Find every line with the word "volume" and give their count, nothing else.

** Begin INFORMATION PROVIDED **

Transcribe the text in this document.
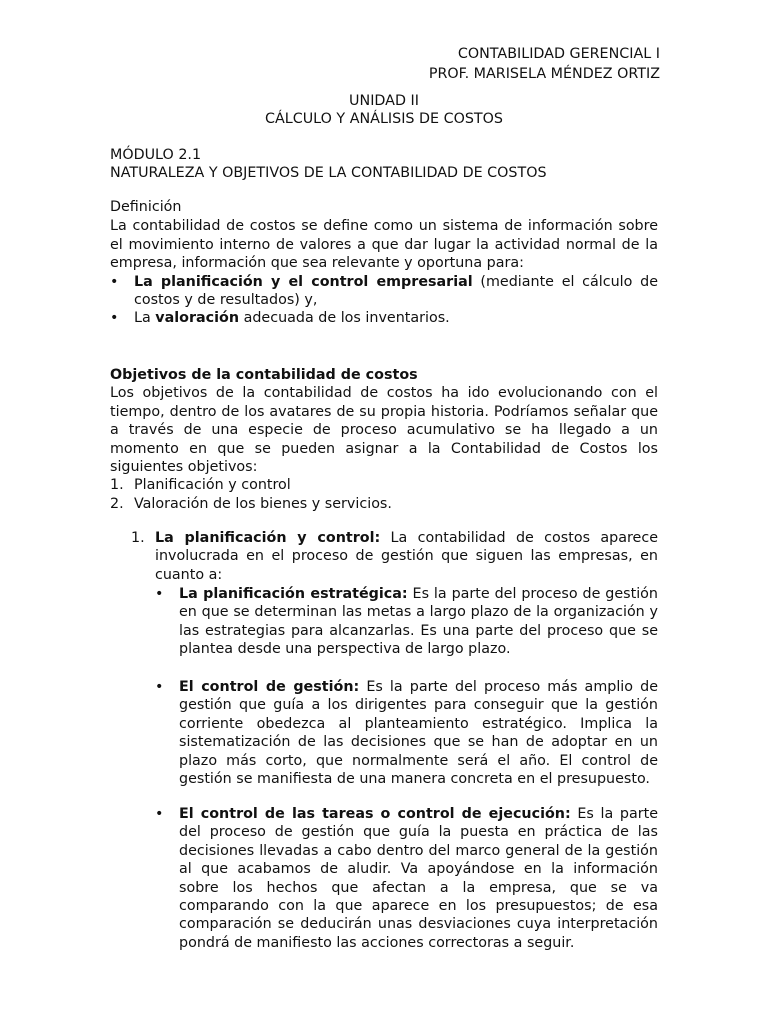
CONTABILIDAD GERENCIAL I
PROF. MARISELA MÉNDEZ ORTIZ
UNIDAD II
CÁLCULO Y ANÁLISIS DE COSTOS
MÓDULO 2.1
NATURALEZA Y OBJETIVOS DE LA CONTABILIDAD DE COSTOS

Definición

La contabilidad de costos se define como un sistema de información sobre el movimiento interno de valores a que dar lugar la actividad normal de la empresa, información que sea relevante y oportuna para:

• La planificación y el control empresarial (mediante el cálculo de costos y de resultados) y,
• La valoración adecuada de los inventarios.

Objetivos de la contabilidad de costos

Los objetivos de la contabilidad de costos ha ido evolucionando con el tiempo, dentro de los avatares de su propia historia. Podríamos señalar que a través de una especie de proceso acumulativo se ha llegado a un momento en que se pueden asignar a la Contabilidad de Costos los siguientes objetivos:

1. Planificación y control
2. Valoración de los bienes y servicios.
1. La planificación y control: La contabilidad de costos aparece involucrada en el proceso de gestión que siguen las empresas, en cuanto a:
• La planificación estratégica: Es la parte del proceso de gestión en que se determinan las metas a largo plazo de la organización y las estrategias para alcanzarlas. Es una parte del proceso que se plantea desde una perspectiva de largo plazo.
• El control de gestión: Es la parte del proceso más amplio de gestión que guía a los dirigentes para conseguir que la gestión corriente obedezca al planteamiento estratégico. Implica la sistematización de las decisiones que se han de adoptar en un plazo más corto, que normalmente será el año. El control de gestión se manifiesta de una manera concreta en el presupuesto.
• El control de las tareas o control de ejecución: Es la parte del proceso de gestión que guía la puesta en práctica de las decisiones llevadas a cabo dentro del marco general de la gestión al que acabamos de aludir. Va apoyándose en la información sobre los hechos que afectan a la empresa, que se va comparando con la que aparece en los presupuestos; de esa comparación se deducirán unas desviaciones cuya interpretación pondrá de manifiesto las acciones correctoras a seguir.
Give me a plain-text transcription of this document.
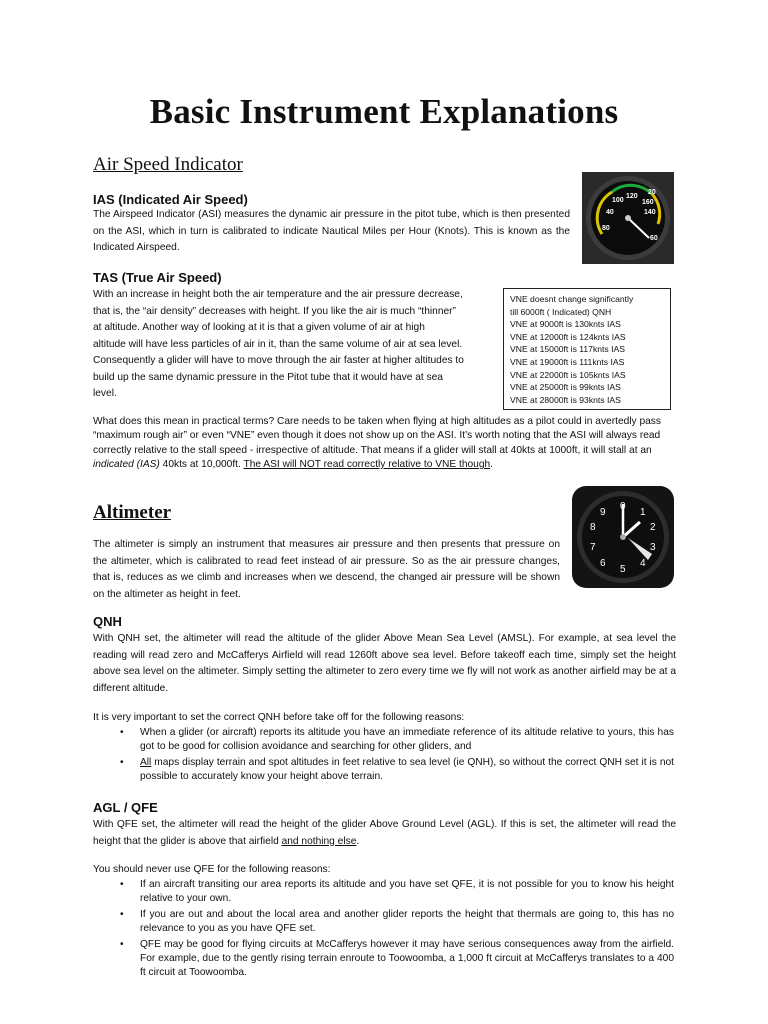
Basic Instrument Explanations
Air Speed Indicator
20
40
60
80
100
120
140
160
IAS (Indicated Air Speed)
The Airspeed Indicator (ASI) measures the dynamic air pressure in the pitot tube, which is then presented on the ASI, which in turn is calibrated to indicate Nautical Miles per Hour (Knots). This is known as the Indicated Airspeed.
TAS (True Air Speed)
With an increase in height both the air temperature and the air pressure decrease,
that is, the “air density” decreases with height. If you like the air is much “thinner”
at altitude. Another way of looking at it is that a given volume of air at high
altitude will have less particles of air in it, than the same volume of air at sea level.
Consequently a glider will have to move through the air faster at higher altitudes to
build up the same dynamic pressure in the Pitot tube that it would have at sea
level.
VNE doesnt change significantly
till 6000ft ( Indicated) QNH
VNE at 9000ft is 130knts IAS
VNE at 12000ft is 124knts IAS
VNE at 15000ft is 117knts IAS
VNE at 19000ft is 111knts IAS
VNE at 22000ft is 105knts IAS
VNE at 25000ft is 99knts IAS
VNE at 28000ft is 93knts IAS
What does this mean in practical terms? Care needs to be taken when flying at high altitudes as a pilot could in avertedly pass “maximum rough air” or even “VNE” even though it does not show up on the ASI. It’s worth noting that the ASI will always read correctly relative to the stall speed - irrespective of altitude. That means if a glider will stall at 40kts at 1000ft, it will stall at an indicated (IAS) 40kts at 10,000ft. The ASI will NOT read correctly relative to VNE though.
Altimeter	0
1
2
3
4
5
6
7
8
9
The altimeter is simply an instrument that measures air pressure and then presents that pressure on the altimeter, which is calibrated to read feet instead of air pressure. So as the air pressure changes, that is, reduces as we climb and increases when we descend, the changed air pressure will be shown on the altimeter as height in feet.
QNH
With QNH set, the altimeter will read the altitude of the glider Above Mean Sea Level (AMSL). For example, at sea level the reading will read zero and McCafferys Airfield will read 1260ft above sea level. Before takeoff each time, simply set the height above sea level on the altimeter. Simply setting the altimeter to zero every time we fly will not work as another airfield may be at a different altitude.
It is very important to set the correct QNH before take off for the following reasons:
• When a glider (or aircraft) reports its altitude you have an immediate reference of its altitude relative to yours, this has got to be good for collision avoidance and searching for other gliders, and
• All maps display terrain and spot altitudes in feet relative to sea level (ie QNH), so without the correct QNH set it is not possible to accurately know your height above terrain.
AGL / QFE
With QFE set, the altimeter will read the height of the glider Above Ground Level (AGL). If this is set, the altimeter will read the height that the glider is above that airfield and nothing else.
You should never use QFE for the following reasons:
• If an aircraft transiting our area reports its altitude and you have set QFE, it is not possible for you to know his height relative to your own.
• If you are out and about the local area and another glider reports the height that thermals are going to, this has no relevance to you as you have QFE set.
• QFE may be good for flying circuits at McCafferys however it may have serious consequences away from the airfield. For example, due to the gently rising terrain enroute to Toowoomba, a 1,000 ft circuit at McCafferys translates to a 400 ft circuit at Toowoomba.
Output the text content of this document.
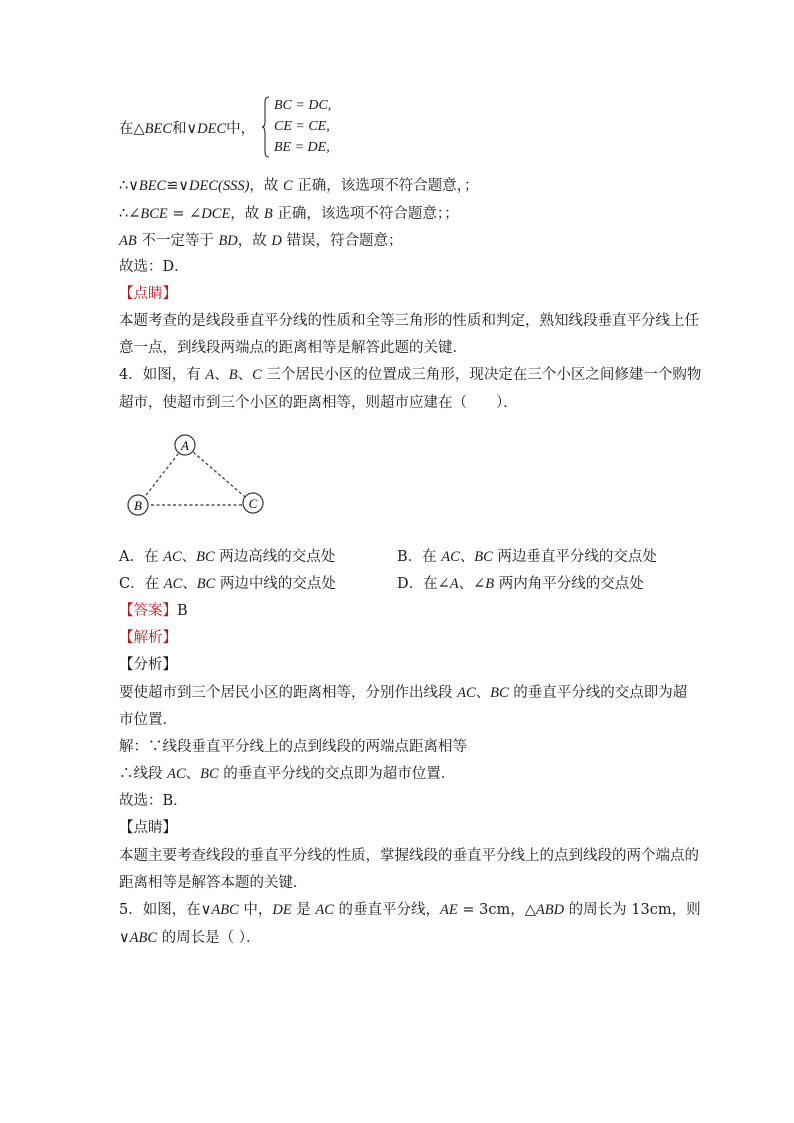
在△BEC和∨DEC中，
BC = DC,
CE = CE,
BE = DE,
∴∨BEC≌∨DEC(SSS)，故 C 正确，该选项不符合题意，；
∴∠BCE = ∠DCE，故 B 正确，该选项不符合题意；；
AB 不一定等于 BD，故 D 错误，符合题意；
故选：D．
【点睛】
本题考查的是线段垂直平分线的性质和全等三角形的性质和判定，熟知线段垂直平分线上任
意一点，到线段两端点的距离相等是解答此题的关键．
4．如图，有 A、B、C 三个居民小区的位置成三角形，现决定在三个小区之间修建一个购物
超市，使超市到三个小区的距离相等，则超市应建在（　　）．
A
B	C
A．在 AC、BC 两边高线的交点处	B．在 AC、BC 两边垂直平分线的交点处
C．在 AC、BC 两边中线的交点处	D．在∠A、∠B 两内角平分线的交点处
【答案】B
【解析】
【分析】
要使超市到三个居民小区的距离相等，分别作出线段 AC、BC 的垂直平分线的交点即为超
市位置．
解：∵线段垂直平分线上的点到线段的两端点距离相等
∴线段 AC、BC 的垂直平分线的交点即为超市位置．
故选：B．
【点睛】
本题主要考查线段的垂直平分线的性质，掌握线段的垂直平分线上的点到线段的两个端点的
距离相等是解答本题的关键．
5．如图，在∨ABC 中，DE 是 AC 的垂直平分线，AE = 3cm，△ABD 的周长为 13cm，则
∨ABC 的周长是（ ）．
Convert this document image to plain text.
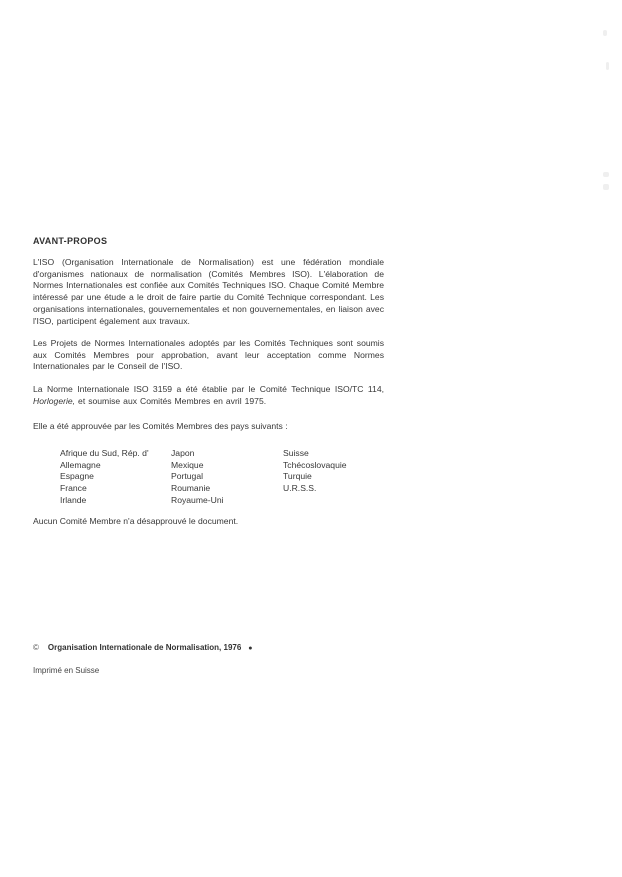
AVANT-PROPOS

L'ISO (Organisation Internationale de Normalisation) est une fédération mondiale d'organismes nationaux de normalisation (Comités Membres ISO). L'élaboration de Normes Internationales est confiée aux Comités Techniques ISO. Chaque Comité Membre intéressé par une étude a le droit de faire partie du Comité Technique correspondant. Les organisations internationales, gouvernementales et non gouvernementales, en liaison avec l'ISO, participent également aux travaux.

Les Projets de Normes Internationales adoptés par les Comités Techniques sont soumis aux Comités Membres pour approbation, avant leur acceptation comme Normes Internationales par le Conseil de l'ISO.

La Norme Internationale ISO 3159 a été établie par le Comité Technique ISO/TC 114, Horlogerie, et soumise aux Comités Membres en avril 1975.

Elle a été approuvée par les Comités Membres des pays suivants :

Afrique du Sud, Rép. d'
Allemagne
Espagne
France
Irlande
Japon
Mexique
Portugal
Roumanie
Royaume-Uni
Suisse
Tchécoslovaquie
Turquie
U.R.S.S.

Aucun Comité Membre n'a désapprouvé le document.

© Organisation Internationale de Normalisation, 1976 ●

Imprimé en Suisse
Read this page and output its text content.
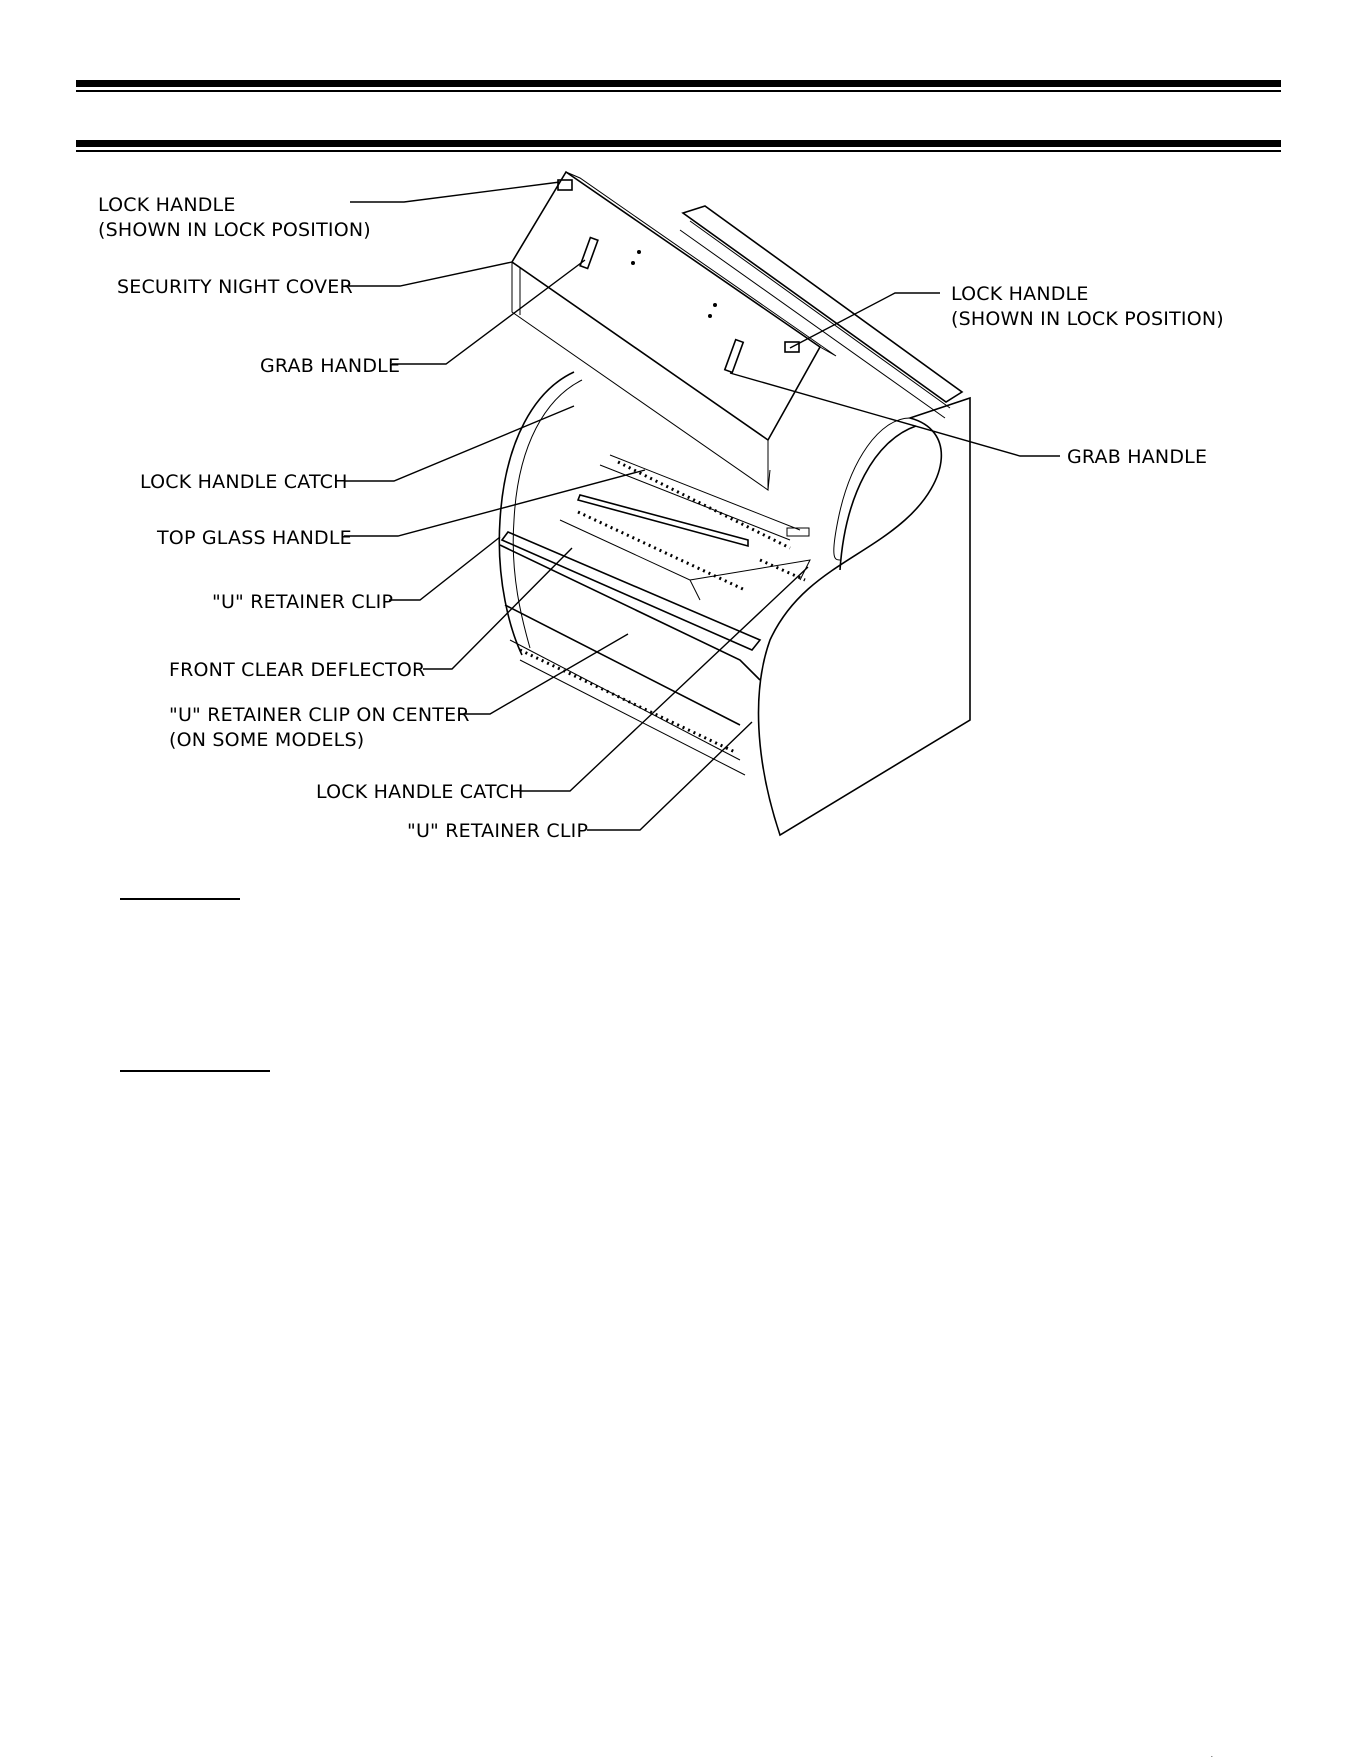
LOCK HANDLE
(SHOWN IN LOCK POSITION)
SECURITY NIGHT COVER
GRAB HANDLE
LOCK HANDLE CATCH
TOP GLASS HANDLE
"U" RETAINER CLIP
FRONT CLEAR DEFLECTOR
"U" RETAINER CLIP ON CENTER
(ON SOME MODELS)
LOCK HANDLE CATCH
"U" RETAINER CLIP
LOCK HANDLE
(SHOWN IN LOCK POSITION)
GRAB HANDLE
.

** End INFORMATION PROVIDED **

→ TASK ANSWER: 2